Records contained in a dataset
=-=-=
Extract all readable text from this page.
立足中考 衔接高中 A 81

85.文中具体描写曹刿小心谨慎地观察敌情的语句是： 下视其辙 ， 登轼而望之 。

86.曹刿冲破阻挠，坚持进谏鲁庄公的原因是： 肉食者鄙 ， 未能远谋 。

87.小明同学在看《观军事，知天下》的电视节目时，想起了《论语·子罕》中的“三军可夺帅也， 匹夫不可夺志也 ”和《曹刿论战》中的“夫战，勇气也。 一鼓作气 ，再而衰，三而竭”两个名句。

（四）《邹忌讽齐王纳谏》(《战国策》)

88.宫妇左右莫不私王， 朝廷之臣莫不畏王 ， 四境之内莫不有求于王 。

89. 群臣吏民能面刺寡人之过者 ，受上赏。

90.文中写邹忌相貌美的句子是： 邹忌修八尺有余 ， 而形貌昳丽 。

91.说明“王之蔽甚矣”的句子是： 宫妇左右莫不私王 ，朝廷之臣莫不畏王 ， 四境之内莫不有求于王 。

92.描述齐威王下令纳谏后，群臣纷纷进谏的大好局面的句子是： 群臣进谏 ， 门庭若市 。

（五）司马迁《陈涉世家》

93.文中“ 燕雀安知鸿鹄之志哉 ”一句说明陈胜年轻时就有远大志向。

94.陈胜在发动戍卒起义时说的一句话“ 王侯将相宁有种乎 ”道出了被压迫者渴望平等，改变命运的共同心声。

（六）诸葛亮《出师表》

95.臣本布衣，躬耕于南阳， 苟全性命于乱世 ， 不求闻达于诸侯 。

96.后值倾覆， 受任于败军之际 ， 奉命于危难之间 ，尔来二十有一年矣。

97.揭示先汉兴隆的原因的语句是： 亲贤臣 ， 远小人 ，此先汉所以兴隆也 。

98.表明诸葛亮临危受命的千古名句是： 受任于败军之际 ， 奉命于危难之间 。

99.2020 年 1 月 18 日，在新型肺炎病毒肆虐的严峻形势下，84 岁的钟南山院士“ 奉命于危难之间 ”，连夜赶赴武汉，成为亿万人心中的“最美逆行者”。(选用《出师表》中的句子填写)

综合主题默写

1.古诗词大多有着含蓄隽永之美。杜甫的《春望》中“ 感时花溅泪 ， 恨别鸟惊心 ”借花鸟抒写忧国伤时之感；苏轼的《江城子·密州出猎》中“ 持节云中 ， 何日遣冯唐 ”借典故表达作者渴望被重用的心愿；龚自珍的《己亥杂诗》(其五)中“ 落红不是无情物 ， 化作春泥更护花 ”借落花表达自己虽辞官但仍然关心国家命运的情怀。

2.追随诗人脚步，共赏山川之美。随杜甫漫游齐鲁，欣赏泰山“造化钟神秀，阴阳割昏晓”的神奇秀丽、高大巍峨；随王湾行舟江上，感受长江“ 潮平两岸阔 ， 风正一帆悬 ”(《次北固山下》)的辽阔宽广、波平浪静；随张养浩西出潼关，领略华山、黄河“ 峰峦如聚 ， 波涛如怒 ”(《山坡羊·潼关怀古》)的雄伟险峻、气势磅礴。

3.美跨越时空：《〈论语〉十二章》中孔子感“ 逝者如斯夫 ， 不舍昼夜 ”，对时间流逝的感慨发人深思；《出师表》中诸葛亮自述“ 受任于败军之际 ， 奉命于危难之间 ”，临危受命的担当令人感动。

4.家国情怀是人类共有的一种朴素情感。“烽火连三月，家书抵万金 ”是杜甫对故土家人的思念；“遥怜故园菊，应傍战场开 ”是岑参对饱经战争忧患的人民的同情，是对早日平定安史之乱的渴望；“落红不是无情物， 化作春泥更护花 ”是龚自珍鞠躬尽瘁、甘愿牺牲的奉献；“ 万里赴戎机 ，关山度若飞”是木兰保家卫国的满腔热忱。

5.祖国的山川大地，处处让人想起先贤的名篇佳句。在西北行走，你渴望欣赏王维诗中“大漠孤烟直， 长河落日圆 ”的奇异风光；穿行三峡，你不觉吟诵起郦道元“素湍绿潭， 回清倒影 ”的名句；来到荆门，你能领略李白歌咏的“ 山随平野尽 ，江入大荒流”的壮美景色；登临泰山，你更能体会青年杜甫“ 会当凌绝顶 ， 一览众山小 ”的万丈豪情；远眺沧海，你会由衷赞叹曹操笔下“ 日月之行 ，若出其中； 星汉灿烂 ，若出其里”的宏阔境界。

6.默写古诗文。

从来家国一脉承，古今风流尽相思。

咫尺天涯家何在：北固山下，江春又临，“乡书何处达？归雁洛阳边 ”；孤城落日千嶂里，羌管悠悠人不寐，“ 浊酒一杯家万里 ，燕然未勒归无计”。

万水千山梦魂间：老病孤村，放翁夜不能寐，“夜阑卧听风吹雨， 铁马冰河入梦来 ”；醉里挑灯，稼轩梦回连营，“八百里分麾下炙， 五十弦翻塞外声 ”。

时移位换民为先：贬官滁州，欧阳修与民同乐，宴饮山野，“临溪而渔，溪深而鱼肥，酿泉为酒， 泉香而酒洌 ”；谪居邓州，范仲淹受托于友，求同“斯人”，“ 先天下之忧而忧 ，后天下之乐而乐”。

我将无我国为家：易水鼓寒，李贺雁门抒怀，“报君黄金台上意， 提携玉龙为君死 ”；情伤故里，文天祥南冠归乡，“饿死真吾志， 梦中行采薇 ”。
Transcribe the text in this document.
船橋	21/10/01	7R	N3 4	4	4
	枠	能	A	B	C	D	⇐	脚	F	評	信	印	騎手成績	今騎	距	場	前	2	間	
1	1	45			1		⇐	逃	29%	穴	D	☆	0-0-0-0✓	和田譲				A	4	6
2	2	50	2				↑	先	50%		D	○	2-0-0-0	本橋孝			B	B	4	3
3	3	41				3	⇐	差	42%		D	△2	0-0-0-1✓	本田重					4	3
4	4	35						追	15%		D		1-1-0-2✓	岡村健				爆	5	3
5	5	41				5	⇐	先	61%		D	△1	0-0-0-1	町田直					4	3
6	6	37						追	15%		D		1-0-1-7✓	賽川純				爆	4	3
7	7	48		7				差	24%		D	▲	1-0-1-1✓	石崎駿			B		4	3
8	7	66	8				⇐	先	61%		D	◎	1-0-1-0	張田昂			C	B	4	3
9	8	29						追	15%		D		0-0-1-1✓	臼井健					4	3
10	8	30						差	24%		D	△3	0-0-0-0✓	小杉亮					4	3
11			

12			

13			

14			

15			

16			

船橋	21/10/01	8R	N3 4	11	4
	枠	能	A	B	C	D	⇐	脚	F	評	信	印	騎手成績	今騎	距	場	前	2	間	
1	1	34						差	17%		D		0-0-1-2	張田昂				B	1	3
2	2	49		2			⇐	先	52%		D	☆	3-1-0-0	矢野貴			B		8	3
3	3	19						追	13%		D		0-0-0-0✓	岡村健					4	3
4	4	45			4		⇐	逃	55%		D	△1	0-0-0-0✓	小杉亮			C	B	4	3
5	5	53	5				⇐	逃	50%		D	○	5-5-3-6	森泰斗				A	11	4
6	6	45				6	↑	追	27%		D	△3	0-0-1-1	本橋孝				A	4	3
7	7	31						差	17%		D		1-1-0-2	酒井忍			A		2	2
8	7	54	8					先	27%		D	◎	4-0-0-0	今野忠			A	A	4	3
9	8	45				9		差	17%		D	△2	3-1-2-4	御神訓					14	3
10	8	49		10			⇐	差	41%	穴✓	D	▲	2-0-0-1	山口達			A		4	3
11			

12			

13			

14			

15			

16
=-=-=
Task
State the number of lines that contain the string "this", with no other words.

Exercise response
2